* **To be done**
Take from the listing each line that has the string "전도사는".
------------------------------------------------
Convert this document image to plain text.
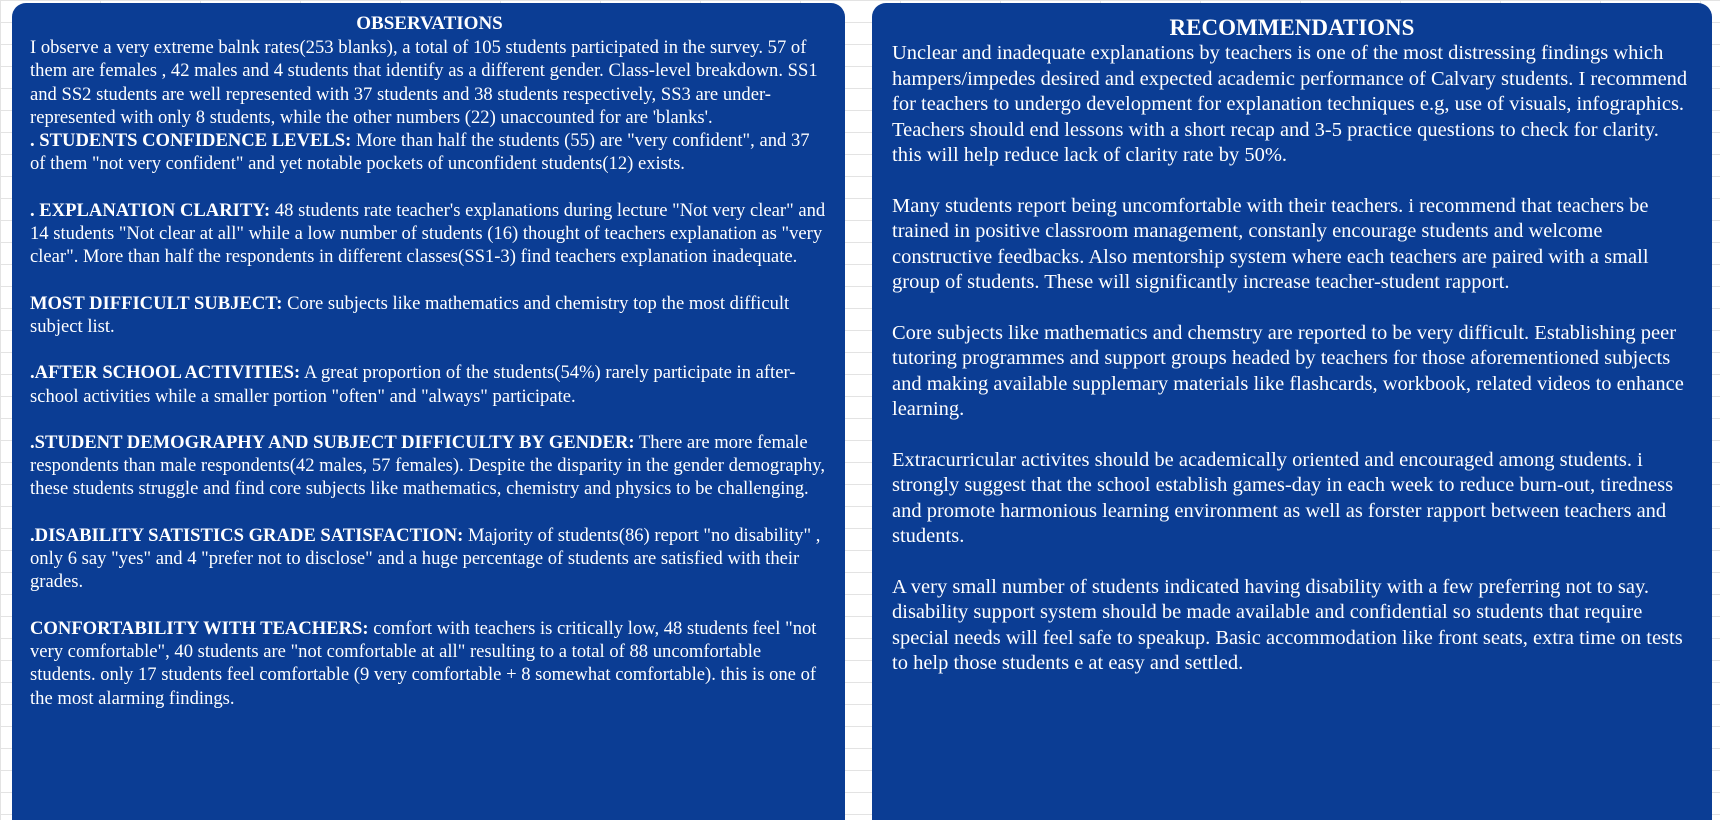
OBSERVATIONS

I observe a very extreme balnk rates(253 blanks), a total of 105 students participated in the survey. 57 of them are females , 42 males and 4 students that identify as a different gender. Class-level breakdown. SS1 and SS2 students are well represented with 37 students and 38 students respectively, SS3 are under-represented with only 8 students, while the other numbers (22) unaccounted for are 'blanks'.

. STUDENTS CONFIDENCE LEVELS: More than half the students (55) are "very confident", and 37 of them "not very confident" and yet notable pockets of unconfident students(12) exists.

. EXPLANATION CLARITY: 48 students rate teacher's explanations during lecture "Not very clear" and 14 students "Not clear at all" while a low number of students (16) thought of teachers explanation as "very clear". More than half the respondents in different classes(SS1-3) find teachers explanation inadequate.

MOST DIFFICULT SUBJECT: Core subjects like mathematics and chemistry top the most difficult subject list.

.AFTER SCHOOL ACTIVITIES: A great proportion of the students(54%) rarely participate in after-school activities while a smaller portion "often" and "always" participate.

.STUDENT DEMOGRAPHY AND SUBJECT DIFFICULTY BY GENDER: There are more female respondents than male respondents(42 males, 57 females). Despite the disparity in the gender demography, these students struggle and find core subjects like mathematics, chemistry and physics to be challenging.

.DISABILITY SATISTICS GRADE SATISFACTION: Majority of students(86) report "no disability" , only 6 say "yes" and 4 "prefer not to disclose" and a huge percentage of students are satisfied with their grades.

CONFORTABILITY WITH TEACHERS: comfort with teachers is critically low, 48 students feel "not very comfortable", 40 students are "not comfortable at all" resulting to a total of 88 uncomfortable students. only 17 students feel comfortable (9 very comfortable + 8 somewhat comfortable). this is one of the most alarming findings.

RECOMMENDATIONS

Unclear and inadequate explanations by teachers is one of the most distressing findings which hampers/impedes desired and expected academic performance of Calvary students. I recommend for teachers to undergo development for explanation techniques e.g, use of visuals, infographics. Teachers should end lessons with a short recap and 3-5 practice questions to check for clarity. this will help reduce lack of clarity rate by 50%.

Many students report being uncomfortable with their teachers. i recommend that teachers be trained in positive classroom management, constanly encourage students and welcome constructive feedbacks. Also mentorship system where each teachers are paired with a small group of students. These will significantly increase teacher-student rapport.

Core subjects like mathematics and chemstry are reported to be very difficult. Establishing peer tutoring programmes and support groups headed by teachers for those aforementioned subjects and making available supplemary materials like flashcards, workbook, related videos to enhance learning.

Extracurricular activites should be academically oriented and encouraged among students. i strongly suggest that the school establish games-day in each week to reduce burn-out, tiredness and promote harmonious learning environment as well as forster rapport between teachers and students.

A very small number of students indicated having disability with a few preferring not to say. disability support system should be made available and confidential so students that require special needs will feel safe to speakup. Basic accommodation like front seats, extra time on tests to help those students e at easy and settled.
------------------------------------------------
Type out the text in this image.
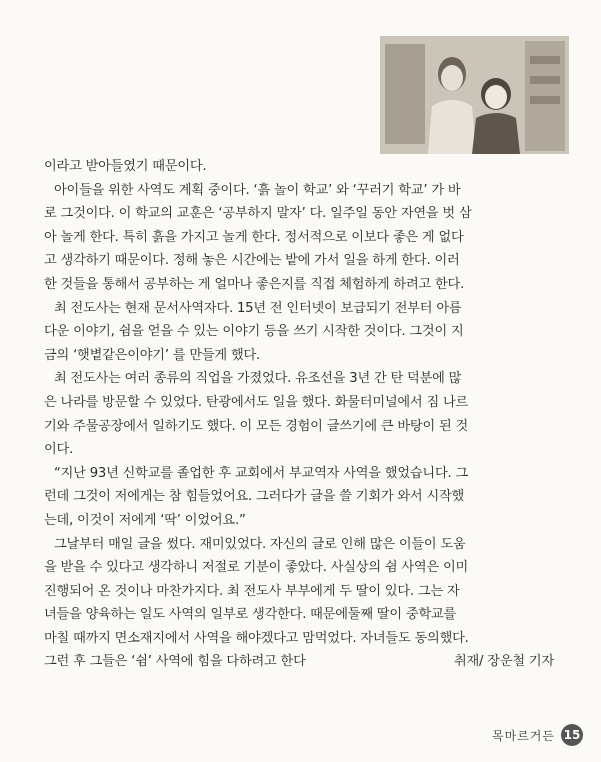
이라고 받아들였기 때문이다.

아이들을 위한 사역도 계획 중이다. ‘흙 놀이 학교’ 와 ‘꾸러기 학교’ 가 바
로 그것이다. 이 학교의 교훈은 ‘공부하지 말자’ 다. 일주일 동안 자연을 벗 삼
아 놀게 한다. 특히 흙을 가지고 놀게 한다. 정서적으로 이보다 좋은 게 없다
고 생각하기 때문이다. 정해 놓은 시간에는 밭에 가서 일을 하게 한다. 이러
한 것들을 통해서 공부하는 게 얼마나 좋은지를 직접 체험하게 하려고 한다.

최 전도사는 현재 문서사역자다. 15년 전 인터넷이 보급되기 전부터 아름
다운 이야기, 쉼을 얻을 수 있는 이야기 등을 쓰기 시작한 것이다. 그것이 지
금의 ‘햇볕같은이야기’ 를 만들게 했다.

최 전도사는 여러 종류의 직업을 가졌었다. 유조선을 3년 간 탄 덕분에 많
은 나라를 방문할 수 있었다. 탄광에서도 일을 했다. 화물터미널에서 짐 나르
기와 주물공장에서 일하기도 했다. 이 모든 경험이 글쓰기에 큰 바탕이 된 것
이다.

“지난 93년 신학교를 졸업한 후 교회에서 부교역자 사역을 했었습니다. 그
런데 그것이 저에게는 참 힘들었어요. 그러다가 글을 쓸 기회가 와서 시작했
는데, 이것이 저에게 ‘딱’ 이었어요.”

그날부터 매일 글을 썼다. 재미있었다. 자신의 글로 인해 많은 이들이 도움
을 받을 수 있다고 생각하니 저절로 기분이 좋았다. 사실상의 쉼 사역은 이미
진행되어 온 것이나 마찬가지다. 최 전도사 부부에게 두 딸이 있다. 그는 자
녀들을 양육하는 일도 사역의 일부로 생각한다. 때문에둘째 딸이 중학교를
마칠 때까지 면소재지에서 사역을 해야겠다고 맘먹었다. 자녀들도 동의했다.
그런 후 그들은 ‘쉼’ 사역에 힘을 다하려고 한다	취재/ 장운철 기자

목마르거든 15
------------------------------------------------
* **Response**
최 전도사는 현재 문서사역자다. 15년 전 인터넷이 보급되기 전부터 아름
최 전도사는 여러 종류의 직업을 가졌었다. 유조선을 3년 간 탄 덕분에 많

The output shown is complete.